(Excerpted passage)

"""

Kit
Kit

Reputation: 31513

Detect an invalid keyword argument

I have the following function:

def foo(**kwargs):
  if not kwargs:
    # No keyword arguments? It's all right. Set defaults here...
  elif ('start_index' or 'end_index') in kwargs:
    # Do something here...
  else:
    # Catch unexpected keyword arguments
    raise TypeError("%r are invalid keyword arguments" % (kwargs.keys())

Question:

I want to make sure that the only valid keyword arguments are start_index or end_index. Anything else will raise an error, even if mixed with the valid ones. What's the cookbook recipe to make sure that only start_index or end_index are accepted? Yes, I'm looking for a cookbook recipe but I'm not sure how to search for it. I'm not sure if using an if-elif-else structure is the correct way to do it either.

Upvotes: 5

Views: 3865

Answers (4)

Jakob Bowyer
Jakob Bowyer

Reputation: 34688

In any case getting keys from a dict is as easy as using .get e.g.

kwargs.get('WIDTH',500)

this way if it doesn't find WIDTH as a key you get 500.

Upvotes: 0

SingleNegationElimination
SingleNegationElimination

Reputation: 156148

For the sake of completeness, Here's an alternative that still uses **kwargs.

"""

(Required work)
1. In the keyword-argument discussion, which two keyword arguments does the asker want to be the only valid ones?
2. Write the next part of the keyword-argument discussion, picking up after its final sentence.
The entries that follow come from a different source than the keyword-argument discussion.

(Record excerpts)

"""

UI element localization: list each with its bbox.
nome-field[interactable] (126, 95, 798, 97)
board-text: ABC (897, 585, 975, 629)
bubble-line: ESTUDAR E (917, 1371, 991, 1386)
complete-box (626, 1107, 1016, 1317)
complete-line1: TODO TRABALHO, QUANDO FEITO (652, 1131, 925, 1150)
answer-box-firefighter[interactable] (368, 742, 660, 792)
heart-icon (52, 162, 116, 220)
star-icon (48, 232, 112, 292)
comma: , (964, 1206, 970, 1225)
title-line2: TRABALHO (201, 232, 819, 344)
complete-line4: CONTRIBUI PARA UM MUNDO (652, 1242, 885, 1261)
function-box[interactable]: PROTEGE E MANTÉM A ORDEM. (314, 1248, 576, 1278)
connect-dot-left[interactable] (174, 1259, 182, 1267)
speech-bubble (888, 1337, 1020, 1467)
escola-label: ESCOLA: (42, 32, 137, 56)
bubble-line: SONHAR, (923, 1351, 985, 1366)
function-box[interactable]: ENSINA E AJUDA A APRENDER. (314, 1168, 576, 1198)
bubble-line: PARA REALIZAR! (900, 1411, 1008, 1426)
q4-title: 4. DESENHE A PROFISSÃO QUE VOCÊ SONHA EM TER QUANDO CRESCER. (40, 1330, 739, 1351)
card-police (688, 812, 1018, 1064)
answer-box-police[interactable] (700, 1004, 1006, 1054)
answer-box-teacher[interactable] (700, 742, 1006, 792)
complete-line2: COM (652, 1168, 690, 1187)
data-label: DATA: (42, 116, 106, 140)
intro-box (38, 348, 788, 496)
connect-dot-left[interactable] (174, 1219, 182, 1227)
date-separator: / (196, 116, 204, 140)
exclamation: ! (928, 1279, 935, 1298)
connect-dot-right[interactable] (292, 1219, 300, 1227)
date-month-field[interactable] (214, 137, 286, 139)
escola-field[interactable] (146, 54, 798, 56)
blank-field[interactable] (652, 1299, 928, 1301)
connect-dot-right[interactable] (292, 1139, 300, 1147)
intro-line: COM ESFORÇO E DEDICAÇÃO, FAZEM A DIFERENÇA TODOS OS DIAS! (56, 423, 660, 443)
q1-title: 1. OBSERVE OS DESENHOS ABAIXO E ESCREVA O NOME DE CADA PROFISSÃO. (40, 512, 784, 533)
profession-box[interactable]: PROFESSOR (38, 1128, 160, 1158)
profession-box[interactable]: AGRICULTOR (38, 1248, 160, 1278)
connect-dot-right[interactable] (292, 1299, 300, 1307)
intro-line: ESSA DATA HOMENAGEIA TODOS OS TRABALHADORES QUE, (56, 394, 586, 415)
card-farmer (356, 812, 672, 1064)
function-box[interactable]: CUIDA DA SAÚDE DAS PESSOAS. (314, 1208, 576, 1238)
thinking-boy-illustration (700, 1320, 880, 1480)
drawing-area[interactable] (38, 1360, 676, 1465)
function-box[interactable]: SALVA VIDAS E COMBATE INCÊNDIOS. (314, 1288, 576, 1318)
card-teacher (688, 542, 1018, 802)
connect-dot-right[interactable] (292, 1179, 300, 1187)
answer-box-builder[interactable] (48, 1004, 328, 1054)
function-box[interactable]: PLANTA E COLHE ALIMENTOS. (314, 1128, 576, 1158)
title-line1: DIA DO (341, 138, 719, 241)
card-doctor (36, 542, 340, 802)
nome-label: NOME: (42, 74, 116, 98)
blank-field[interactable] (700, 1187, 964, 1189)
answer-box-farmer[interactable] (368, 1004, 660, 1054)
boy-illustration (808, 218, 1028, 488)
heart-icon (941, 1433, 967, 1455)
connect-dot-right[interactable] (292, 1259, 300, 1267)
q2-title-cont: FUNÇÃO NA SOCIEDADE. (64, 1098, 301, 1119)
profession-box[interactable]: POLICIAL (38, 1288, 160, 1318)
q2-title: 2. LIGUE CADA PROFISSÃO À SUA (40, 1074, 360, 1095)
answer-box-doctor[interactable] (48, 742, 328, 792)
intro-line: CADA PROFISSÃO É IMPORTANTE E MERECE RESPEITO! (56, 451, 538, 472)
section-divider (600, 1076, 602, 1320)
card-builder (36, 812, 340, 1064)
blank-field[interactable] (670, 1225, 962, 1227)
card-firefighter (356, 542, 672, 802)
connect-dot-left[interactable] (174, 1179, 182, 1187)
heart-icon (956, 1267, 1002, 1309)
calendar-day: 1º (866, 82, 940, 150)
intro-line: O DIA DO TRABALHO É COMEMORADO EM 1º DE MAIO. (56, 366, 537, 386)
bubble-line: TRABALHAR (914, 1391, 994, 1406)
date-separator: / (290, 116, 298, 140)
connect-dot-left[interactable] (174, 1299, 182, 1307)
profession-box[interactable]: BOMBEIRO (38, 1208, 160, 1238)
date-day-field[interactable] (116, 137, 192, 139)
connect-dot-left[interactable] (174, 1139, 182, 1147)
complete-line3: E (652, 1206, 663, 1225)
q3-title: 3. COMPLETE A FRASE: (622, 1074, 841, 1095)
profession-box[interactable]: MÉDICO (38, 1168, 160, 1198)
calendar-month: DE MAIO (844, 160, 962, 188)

"""

(Results)
1. start_index and end_index

2.
def foo(**kwargs):
  start_index = kwargs.pop('start_index', STARTINDEX_DEFAULT)
  end_index = kwargs.pop('end_index', ENDINDEX_DEFAULT)
  if kwargs:
    # Catch unexpected keyword arguments
    raise TypeError("%r are invalid keyword arguments" % (kwargs.keys())
  # Do something here...

But, you shouldn't want to use this when you don't absolutely need it, use regular parameters with default values (as in Roman Bodnarchuk's answer).

Cases when you might need this is when you also want to use *args, and need a way to distinguish the keyword arguments from arbitrarily man positional arguments. using **kwargs this way forces the keyword arguments to be passed as keywords; A positional argument can never find its way into **kwargs.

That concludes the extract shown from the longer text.